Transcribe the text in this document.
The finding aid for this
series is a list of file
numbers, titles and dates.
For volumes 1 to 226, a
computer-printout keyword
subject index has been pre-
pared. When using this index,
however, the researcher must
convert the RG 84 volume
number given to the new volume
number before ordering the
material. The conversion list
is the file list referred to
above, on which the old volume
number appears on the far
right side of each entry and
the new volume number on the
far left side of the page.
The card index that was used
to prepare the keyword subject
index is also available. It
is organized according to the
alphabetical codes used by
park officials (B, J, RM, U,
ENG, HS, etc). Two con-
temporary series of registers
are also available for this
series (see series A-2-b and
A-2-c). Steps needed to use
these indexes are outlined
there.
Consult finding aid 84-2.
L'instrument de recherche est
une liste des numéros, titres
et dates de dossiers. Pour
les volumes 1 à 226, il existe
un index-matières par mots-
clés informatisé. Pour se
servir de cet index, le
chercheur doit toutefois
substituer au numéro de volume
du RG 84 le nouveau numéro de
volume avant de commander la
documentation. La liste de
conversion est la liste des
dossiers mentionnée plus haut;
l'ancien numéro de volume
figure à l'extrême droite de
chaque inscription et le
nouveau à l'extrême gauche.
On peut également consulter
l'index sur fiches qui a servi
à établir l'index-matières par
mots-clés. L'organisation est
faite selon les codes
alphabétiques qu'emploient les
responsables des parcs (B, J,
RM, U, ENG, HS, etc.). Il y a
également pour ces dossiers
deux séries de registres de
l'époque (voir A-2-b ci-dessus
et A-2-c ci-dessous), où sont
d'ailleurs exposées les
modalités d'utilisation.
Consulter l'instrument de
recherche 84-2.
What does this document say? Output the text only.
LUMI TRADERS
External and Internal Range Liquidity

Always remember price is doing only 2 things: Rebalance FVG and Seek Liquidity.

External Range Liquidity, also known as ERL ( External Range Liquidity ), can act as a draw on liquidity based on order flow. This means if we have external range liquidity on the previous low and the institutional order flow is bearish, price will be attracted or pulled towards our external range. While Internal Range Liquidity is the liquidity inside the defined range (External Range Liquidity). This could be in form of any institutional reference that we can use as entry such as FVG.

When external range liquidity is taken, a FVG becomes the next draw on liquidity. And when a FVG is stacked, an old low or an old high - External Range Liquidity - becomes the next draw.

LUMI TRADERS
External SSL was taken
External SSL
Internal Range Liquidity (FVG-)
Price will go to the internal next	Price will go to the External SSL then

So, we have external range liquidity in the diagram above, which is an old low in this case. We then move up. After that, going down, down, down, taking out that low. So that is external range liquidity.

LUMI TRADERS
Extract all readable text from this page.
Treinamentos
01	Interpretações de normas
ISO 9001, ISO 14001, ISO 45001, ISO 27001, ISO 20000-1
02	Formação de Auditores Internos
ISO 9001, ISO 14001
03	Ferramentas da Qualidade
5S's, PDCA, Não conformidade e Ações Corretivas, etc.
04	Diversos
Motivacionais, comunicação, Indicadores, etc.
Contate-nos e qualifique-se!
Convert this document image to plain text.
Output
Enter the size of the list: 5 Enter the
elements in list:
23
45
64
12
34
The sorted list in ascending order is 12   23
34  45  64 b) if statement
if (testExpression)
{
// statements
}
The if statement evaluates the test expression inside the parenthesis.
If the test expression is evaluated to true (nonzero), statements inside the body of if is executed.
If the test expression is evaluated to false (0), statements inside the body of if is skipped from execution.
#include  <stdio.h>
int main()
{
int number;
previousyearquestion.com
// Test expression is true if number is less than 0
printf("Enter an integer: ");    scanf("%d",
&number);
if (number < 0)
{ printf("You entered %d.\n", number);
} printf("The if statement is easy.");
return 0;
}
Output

:: EXERCISE TASK ::
Write the material out again in its entirety, exactly as shown.

:: RESPONSE TO THE TASK ::
Transcribe the text in this document.
The finding aid for this
series is a list of file
numbers, titles and dates.
For volumes 1 to 226, a
computer-printout keyword
subject index has been pre-
pared. When using this index,
however, the researcher must
convert the RG 84 volume
number given to the new volume
number before ordering the
material. The conversion list
is the file list referred to
above, on which the old volume
number appears on the far
right side of each entry and
the new volume number on the
far left side of the page.
The card index that was used
to prepare the keyword subject
index is also available. It
is organized according to the
alphabetical codes used by
park officials (B, J, RM, U,
ENG, HS, etc). Two con-
temporary series of registers
are also available for this
series (see series A-2-b and
A-2-c). Steps needed to use
these indexes are outlined
there.
Consult finding aid 84-2.
L'instrument de recherche est
une liste des numéros, titres
et dates de dossiers. Pour
les volumes 1 à 226, il existe
un index-matières par mots-
clés informatisé. Pour se
servir de cet index, le
chercheur doit toutefois
substituer au numéro de volume
du RG 84 le nouveau numéro de
volume avant de commander la
documentation. La liste de
conversion est la liste des
dossiers mentionnée plus haut;
l'ancien numéro de volume
figure à l'extrême droite de
chaque inscription et le
nouveau à l'extrême gauche.
On peut également consulter
l'index sur fiches qui a servi
à établir l'index-matières par
mots-clés. L'organisation est
faite selon les codes
alphabétiques qu'emploient les
responsables des parcs (B, J,
RM, U, ENG, HS, etc.). Il y a
également pour ces dossiers
deux séries de registres de
l'époque (voir A-2-b ci-dessus
et A-2-c ci-dessous), où sont
d'ailleurs exposées les
modalités d'utilisation.
Consulter l'instrument de
recherche 84-2.
What does this document say? Output the text only.
LUMI TRADERS
External and Internal Range Liquidity

Always remember price is doing only 2 things: Rebalance FVG and Seek Liquidity.

External Range Liquidity, also known as ERL ( External Range Liquidity ), can act as a draw on liquidity based on order flow. This means if we have external range liquidity on the previous low and the institutional order flow is bearish, price will be attracted or pulled towards our external range. While Internal Range Liquidity is the liquidity inside the defined range (External Range Liquidity). This could be in form of any institutional reference that we can use as entry such as FVG.

When external range liquidity is taken, a FVG becomes the next draw on liquidity. And when a FVG is stacked, an old low or an old high - External Range Liquidity - becomes the next draw.

LUMI TRADERS
External SSL was taken
External SSL
Internal Range Liquidity (FVG-)
Price will go to the internal next	Price will go to the External SSL then

So, we have external range liquidity in the diagram above, which is an old low in this case. We then move up. After that, going down, down, down, taking out that low. So that is external range liquidity.

LUMI TRADERS
Extract all readable text from this page.
Treinamentos
01	Interpretações de normas
ISO 9001, ISO 14001, ISO 45001, ISO 27001, ISO 20000-1
02	Formação de Auditores Internos
ISO 9001, ISO 14001
03	Ferramentas da Qualidade
5S's, PDCA, Não conformidade e Ações Corretivas, etc.
04	Diversos
Motivacionais, comunicação, Indicadores, etc.
Contate-nos e qualifique-se!
Convert this document image to plain text.
Output
Enter the size of the list: 5 Enter the
elements in list:
23
45
64
12
34
The sorted list in ascending order is 12   23
34  45  64 b) if statement
if (testExpression)
{
// statements
}
The if statement evaluates the test expression inside the parenthesis.
If the test expression is evaluated to true (nonzero), statements inside the body of if is executed.
If the test expression is evaluated to false (0), statements inside the body of if is skipped from execution.
#include  <stdio.h>
int main()
{
int number;
previousyearquestion.com
// Test expression is true if number is less than 0
printf("Enter an integer: ");    scanf("%d",
&number);
if (number < 0)
{ printf("You entered %d.\n", number);
} printf("The if statement is easy.");
return 0;
}
Output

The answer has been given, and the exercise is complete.